Where a line of the listing below includes the word "Very", reproduce that line.

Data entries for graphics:
┄┄┄┄┄┄┄┄┄┄┄┄┄┄┄┄┄┄┄┄
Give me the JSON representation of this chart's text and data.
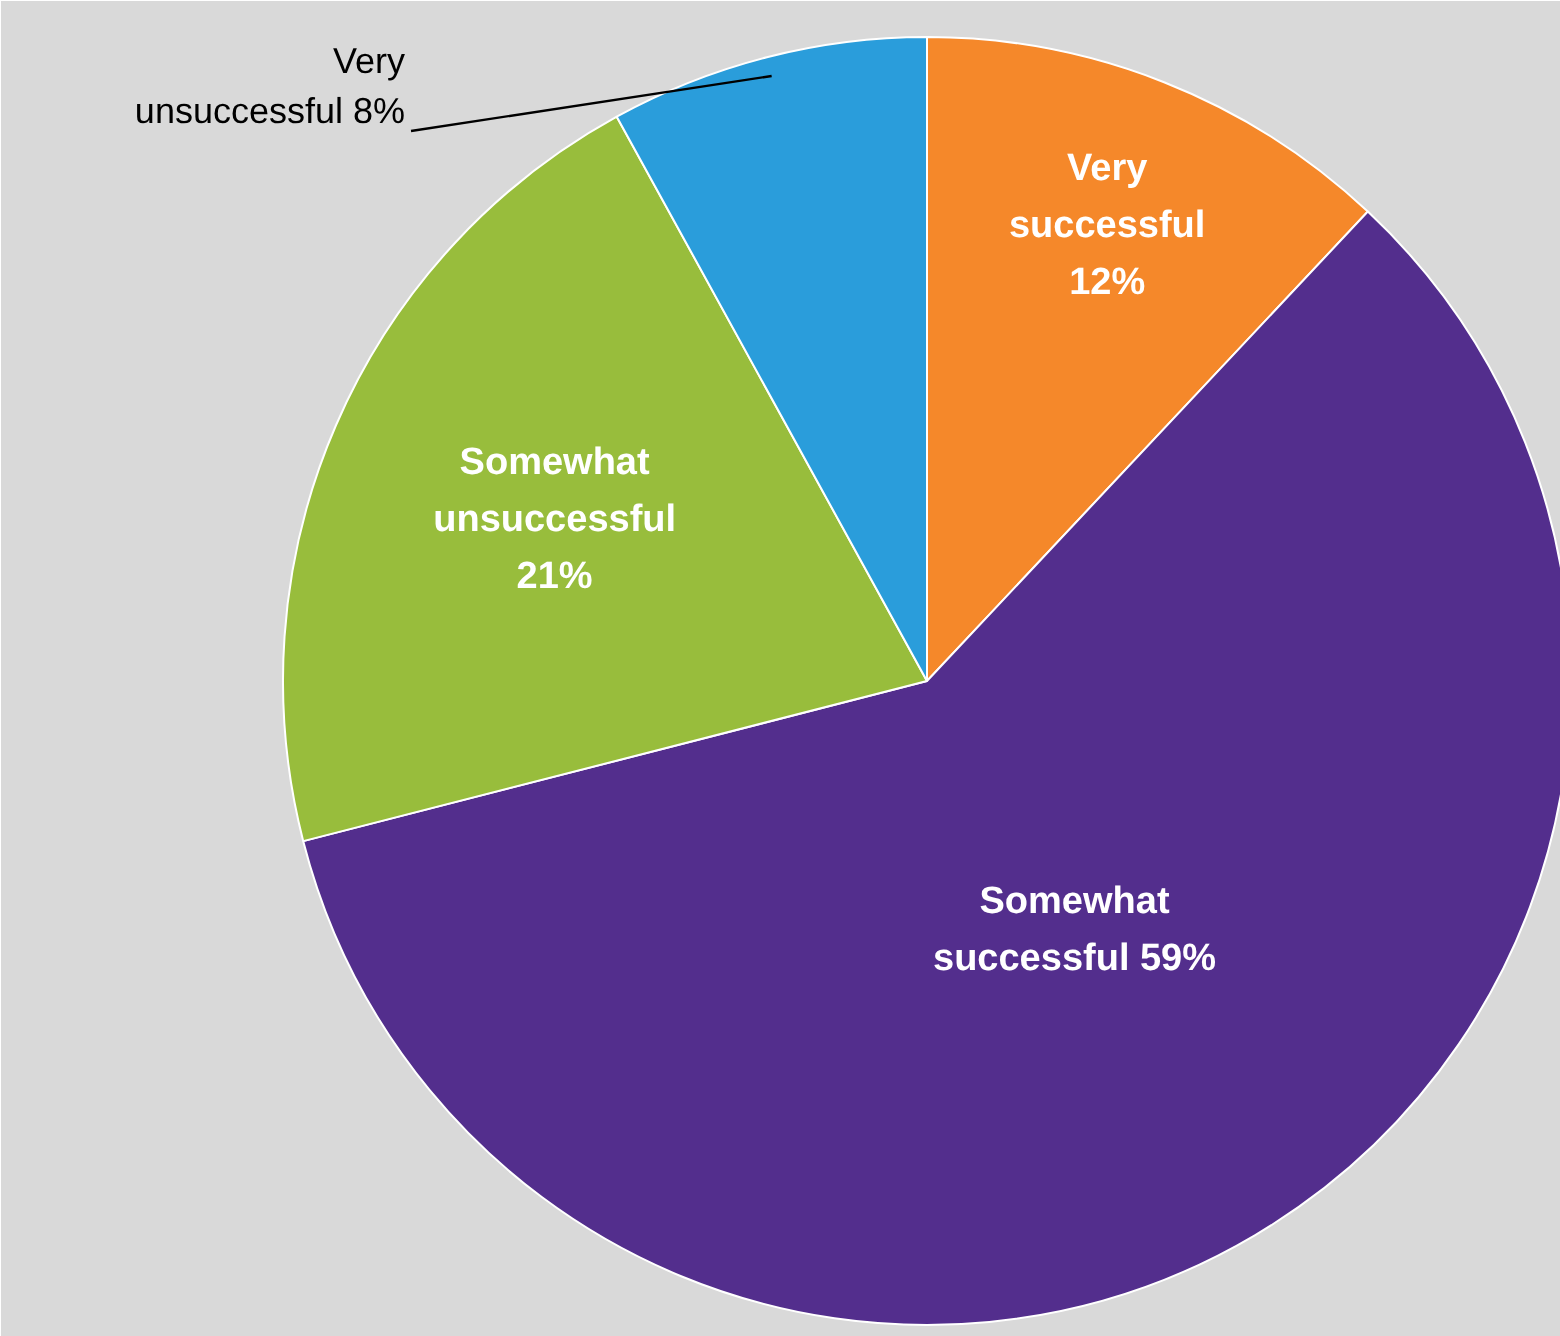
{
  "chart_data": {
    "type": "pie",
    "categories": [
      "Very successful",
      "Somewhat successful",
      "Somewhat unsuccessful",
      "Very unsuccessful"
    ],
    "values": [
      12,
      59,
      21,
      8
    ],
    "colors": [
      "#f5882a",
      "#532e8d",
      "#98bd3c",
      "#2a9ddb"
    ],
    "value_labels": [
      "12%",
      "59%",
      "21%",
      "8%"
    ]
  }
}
┄┄┄┄┄┄┄┄┄┄┄┄┄┄┄┄┄┄┄┄
ANSWER TO THIS TASK:
      "Very successful",
      "Very unsuccessful"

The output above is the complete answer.